"""
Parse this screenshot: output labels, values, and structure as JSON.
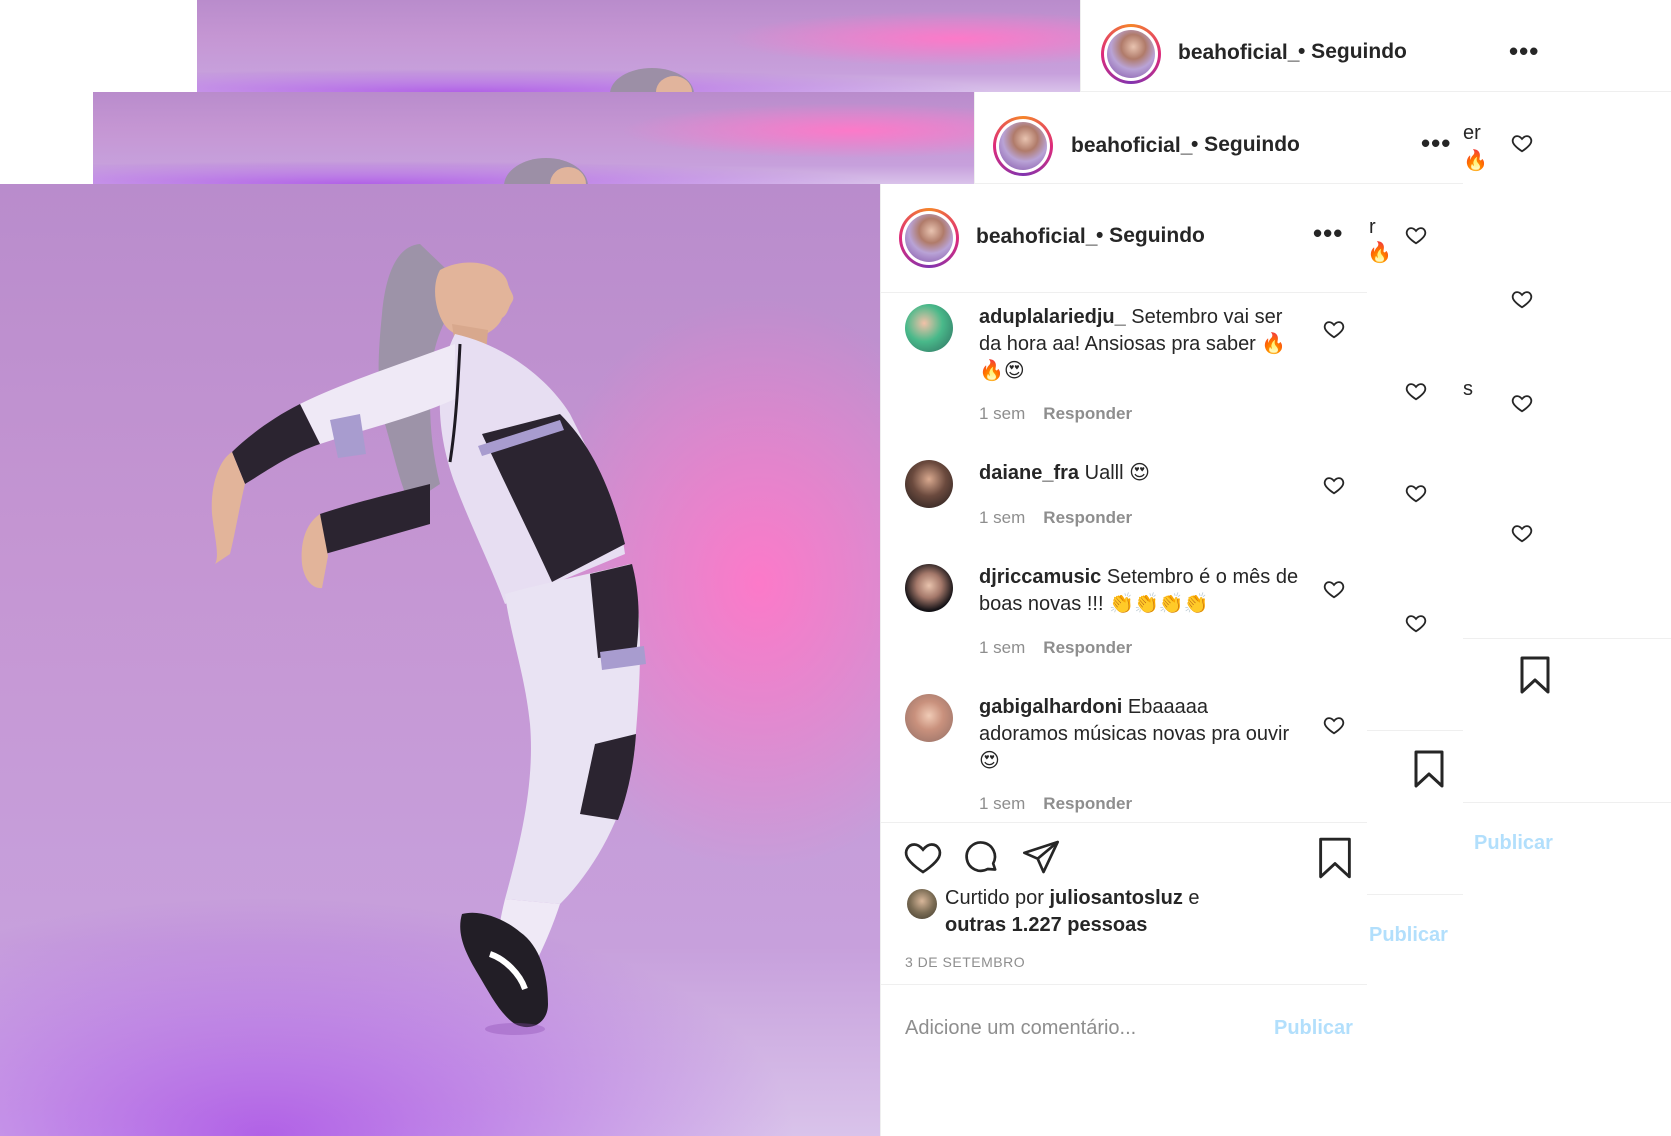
{
  "post": {
    "username": "beahoficial_",
    "follow_status": "• Seguindo",
    "more_icon": "•••"
  },
  "comments": [
    {
      "user": "aduplalariedju_",
      "text": "Setembro vai ser da hora aa! Ansiosas pra saber 🔥🔥😍",
      "time": "1 sem",
      "reply": "Responder"
    },
    {
      "user": "daiane_fra",
      "text": "Ualll 😍",
      "time": "1 sem",
      "reply": "Responder"
    },
    {
      "user": "djriccamusic",
      "text": "Setembro é o mês de boas novas !!! 👏👏👏👏",
      "time": "1 sem",
      "reply": "Responder"
    },
    {
      "user": "gabigalhardoni",
      "text": "Ebaaaaa adoramos músicas novas pra ouvir 😍",
      "time": "1 sem",
      "reply": "Responder"
    }
  ],
  "likes": {
    "prefix": "Curtido por",
    "user": "juliosantosluz",
    "connector": "e",
    "others": "outras 1.227 pessoas"
  },
  "date": "3 DE SETEMBRO",
  "comment_box": {
    "placeholder": "Adicione um comentário...",
    "publish": "Publicar"
  },
  "back_fragments": {
    "text1": "er",
    "text2": "r",
    "text3": "s"
  },
  "colors": {
    "publish_disabled": "#b2dffc",
    "text": "#262626",
    "muted": "#8e8e8e"
  }
}
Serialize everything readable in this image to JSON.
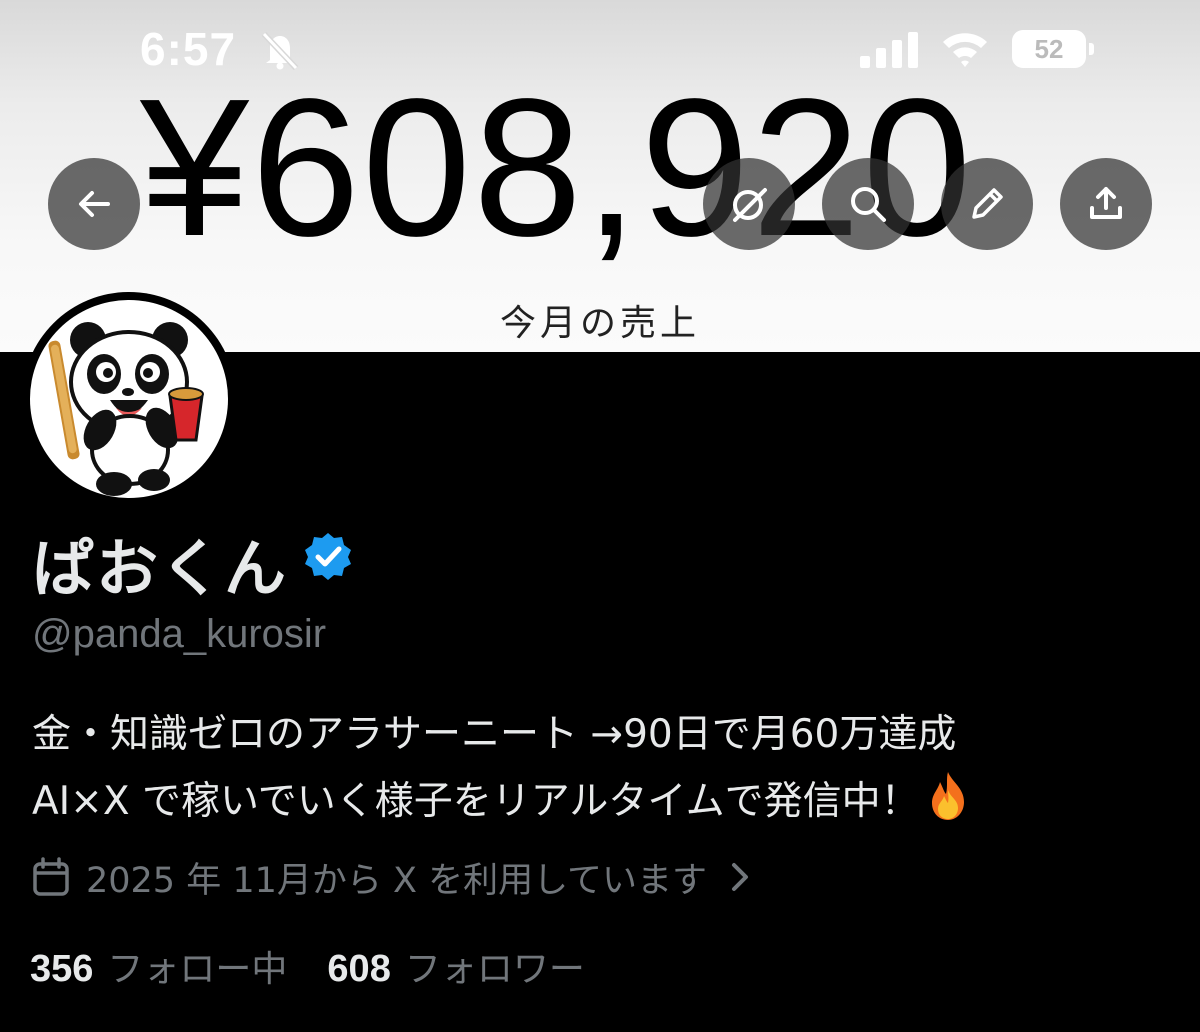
{
  "status_bar": {
    "time": "6:57",
    "battery": "52",
    "icons": [
      "bell-slash-icon",
      "cellular-signal-icon",
      "wifi-icon",
      "battery-icon"
    ]
  },
  "banner": {
    "amount": "¥608,920",
    "caption": "今月の売上"
  },
  "nav": {
    "icons": [
      "back-arrow-icon",
      "grok-icon",
      "search-icon",
      "edit-pencil-icon",
      "share-icon"
    ]
  },
  "profile": {
    "display_name": "ぱおくん",
    "verified": true,
    "handle": "@panda_kurosir",
    "bio_line1": "金・知識ゼロのアラサーニート →90日で月60万達成",
    "bio_line2": "AI×X で稼いでいく様子をリアルタイムで発信中！",
    "bio_emoji": "fire-icon",
    "joined": "2025 年 11月から X を利用しています",
    "following_count": "356",
    "following_label": "フォロー中",
    "followers_count": "608",
    "followers_label": "フォロワー"
  },
  "colors": {
    "background": "#000000",
    "text_primary": "#e7e9ea",
    "text_secondary": "#71767b",
    "verified_blue": "#1d9bf0"
  }
}
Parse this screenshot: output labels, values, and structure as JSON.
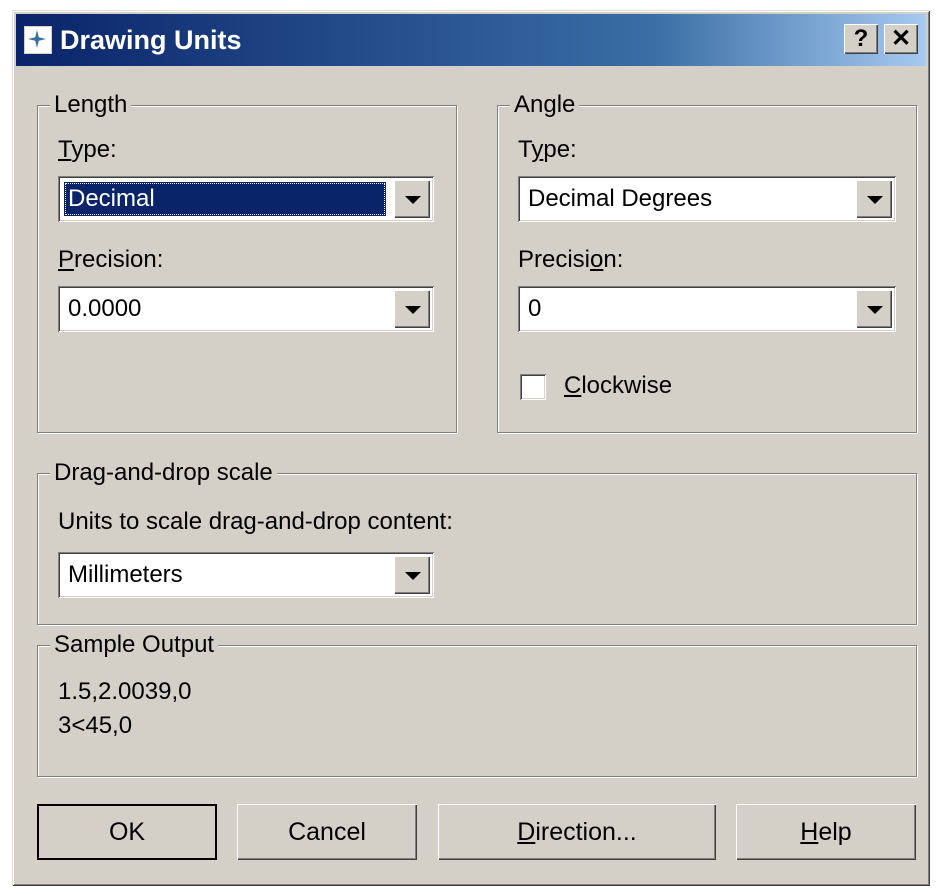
"""
**Directions**
All entries are to be retyped exactly. Omit any embedded images.

**Response to this task**
Parse this screenshot: output labels, values, and structure as JSON.
{
  "post": {
    "username": "beahoficial_",
    "follow_status": "• Seguindo",
    "more_icon": "•••"
  },
  "comments": [
    {
      "user": "aduplalariedju_",
      "text": "Setembro vai ser da hora aa! Ansiosas pra saber 🔥🔥😍",
      "time": "1 sem",
      "reply": "Responder"
    },
    {
      "user": "daiane_fra",
      "text": "Ualll 😍",
      "time": "1 sem",
      "reply": "Responder"
    },
    {
      "user": "djriccamusic",
      "text": "Setembro é o mês de boas novas !!! 👏👏👏👏",
      "time": "1 sem",
      "reply": "Responder"
    },
    {
      "user": "gabigalhardoni",
      "text": "Ebaaaaa adoramos músicas novas pra ouvir 😍",
      "time": "1 sem",
      "reply": "Responder"
    }
  ],
  "likes": {
    "prefix": "Curtido por",
    "user": "juliosantosluz",
    "connector": "e",
    "others": "outras 1.227 pessoas"
  },
  "date": "3 DE SETEMBRO",
  "comment_box": {
    "placeholder": "Adicione um comentário...",
    "publish": "Publicar"
  },
  "back_fragments": {
    "text1": "er",
    "text2": "r",
    "text3": "s"
  },
  "colors": {
    "publish_disabled": "#b2dffc",
    "text": "#262626",
    "muted": "#8e8e8e"
  }
}
Serialize everything readable in this image to JSON.
{
  "status_bar": {
    "time": "6:57",
    "battery": "52",
    "icons": [
      "bell-slash-icon",
      "cellular-signal-icon",
      "wifi-icon",
      "battery-icon"
    ]
  },
  "banner": {
    "amount": "¥608,920",
    "caption": "今月の売上"
  },
  "nav": {
    "icons": [
      "back-arrow-icon",
      "grok-icon",
      "search-icon",
      "edit-pencil-icon",
      "share-icon"
    ]
  },
  "profile": {
    "display_name": "ぱおくん",
    "verified": true,
    "handle": "@panda_kurosir",
    "bio_line1": "金・知識ゼロのアラサーニート →90日で月60万達成",
    "bio_line2": "AI×X で稼いでいく様子をリアルタイムで発信中！",
    "bio_emoji": "fire-icon",
    "joined": "2025 年 11月から X を利用しています",
    "following_count": "356",
    "following_label": "フォロー中",
    "followers_count": "608",
    "followers_label": "フォロワー"
  },
  "colors": {
    "background": "#000000",
    "text_primary": "#e7e9ea",
    "text_secondary": "#71767b",
    "verified_blue": "#1d9bf0"
  }
}
Parse this screenshot: output labels, values, and structure as JSON.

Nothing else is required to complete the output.